'''
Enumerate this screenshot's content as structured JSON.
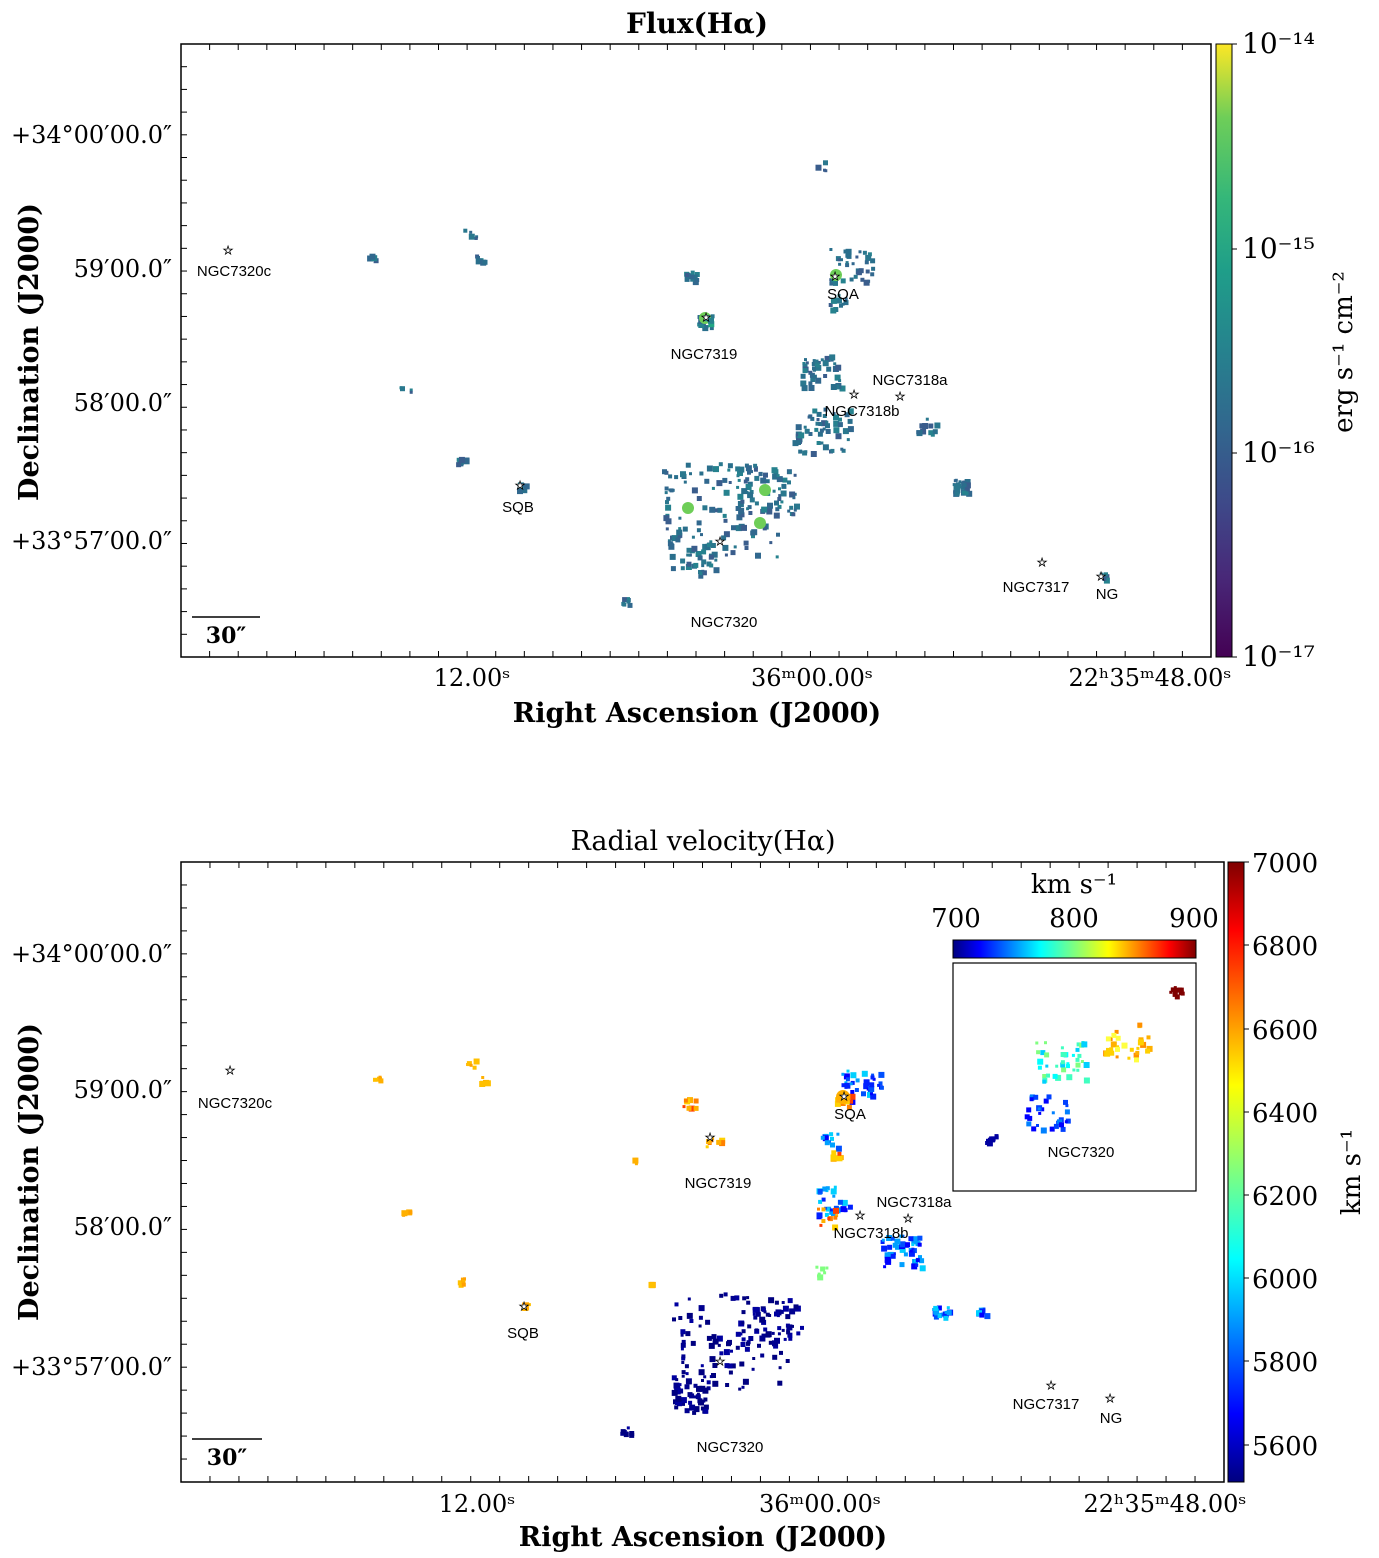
{
  "chart_data": [
    {
      "type": "heatmap",
      "title": "Flux(Hα)",
      "xlabel": "Right Ascension (J2000)",
      "ylabel": "Declination (J2000)",
      "x_ticks": [
        "12.00ˢ",
        "36ᵐ00.00ˢ",
        "22ʰ35ᵐ48.00ˢ"
      ],
      "y_ticks": [
        "+34°00′00.0″",
        "59′00.0″",
        "58′00.0″",
        "+33°57′00.0″"
      ],
      "colorbar": {
        "label": "erg s⁻¹ cm⁻²",
        "scale": "log",
        "range": [
          1e-17,
          1e-14
        ],
        "ticks": [
          "10⁻¹⁴",
          "10⁻¹⁵",
          "10⁻¹⁶",
          "10⁻¹⁷"
        ],
        "colormap": "viridis"
      },
      "scale_bar": "30″",
      "sources": [
        "NGC7320c",
        "SQA",
        "NGC7319",
        "NGC7318a",
        "NGC7318b",
        "SQB",
        "NGC7320",
        "NGC7317",
        "NG"
      ]
    },
    {
      "type": "heatmap",
      "title": "Radial velocity(Hα)",
      "xlabel": "Right Ascension (J2000)",
      "ylabel": "Declination (J2000)",
      "x_ticks": [
        "12.00ˢ",
        "36ᵐ00.00ˢ",
        "22ʰ35ᵐ48.00ˢ"
      ],
      "y_ticks": [
        "+34°00′00.0″",
        "59′00.0″",
        "58′00.0″",
        "+33°57′00.0″"
      ],
      "colorbar": {
        "label": "km s⁻¹",
        "range": [
          5500,
          7000
        ],
        "ticks": [
          7000,
          6800,
          6600,
          6400,
          6200,
          6000,
          5800,
          5600
        ],
        "colormap": "jet"
      },
      "inset": {
        "colorbar_label": "km s⁻¹",
        "range": [
          700,
          900
        ],
        "ticks": [
          700,
          800,
          900
        ],
        "colormap": "jet",
        "label": "NGC7320"
      },
      "scale_bar": "30″",
      "sources": [
        "NGC7320c",
        "SQA",
        "NGC7319",
        "NGC7318a",
        "NGC7318b",
        "SQB",
        "NGC7320",
        "NGC7317",
        "NG"
      ]
    }
  ]
}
'''
Copy every record above exactly, leaving out the pictures.

> Answer to this problem
Enumerate this screenshot's content as structured JSON.
{
  "chart_data": [
    {
      "type": "heatmap",
      "title": "Flux(Hα)",
      "xlabel": "Right Ascension (J2000)",
      "ylabel": "Declination (J2000)",
      "x_ticks": [
        "12.00ˢ",
        "36ᵐ00.00ˢ",
        "22ʰ35ᵐ48.00ˢ"
      ],
      "y_ticks": [
        "+34°00′00.0″",
        "59′00.0″",
        "58′00.0″",
        "+33°57′00.0″"
      ],
      "colorbar": {
        "label": "erg s⁻¹ cm⁻²",
        "scale": "log",
        "range": [
          1e-17,
          1e-14
        ],
        "ticks": [
          "10⁻¹⁴",
          "10⁻¹⁵",
          "10⁻¹⁶",
          "10⁻¹⁷"
        ],
        "colormap": "viridis"
      },
      "scale_bar": "30″",
      "sources": [
        "NGC7320c",
        "SQA",
        "NGC7319",
        "NGC7318a",
        "NGC7318b",
        "SQB",
        "NGC7320",
        "NGC7317",
        "NG"
      ]
    },
    {
      "type": "heatmap",
      "title": "Radial velocity(Hα)",
      "xlabel": "Right Ascension (J2000)",
      "ylabel": "Declination (J2000)",
      "x_ticks": [
        "12.00ˢ",
        "36ᵐ00.00ˢ",
        "22ʰ35ᵐ48.00ˢ"
      ],
      "y_ticks": [
        "+34°00′00.0″",
        "59′00.0″",
        "58′00.0″",
        "+33°57′00.0″"
      ],
      "colorbar": {
        "label": "km s⁻¹",
        "range": [
          5500,
          7000
        ],
        "ticks": [
          7000,
          6800,
          6600,
          6400,
          6200,
          6000,
          5800,
          5600
        ],
        "colormap": "jet"
      },
      "inset": {
        "colorbar_label": "km s⁻¹",
        "range": [
          700,
          900
        ],
        "ticks": [
          700,
          800,
          900
        ],
        "colormap": "jet",
        "label": "NGC7320"
      },
      "scale_bar": "30″",
      "sources": [
        "NGC7320c",
        "SQA",
        "NGC7319",
        "NGC7318a",
        "NGC7318b",
        "SQB",
        "NGC7320",
        "NGC7317",
        "NG"
      ]
    }
  ]
}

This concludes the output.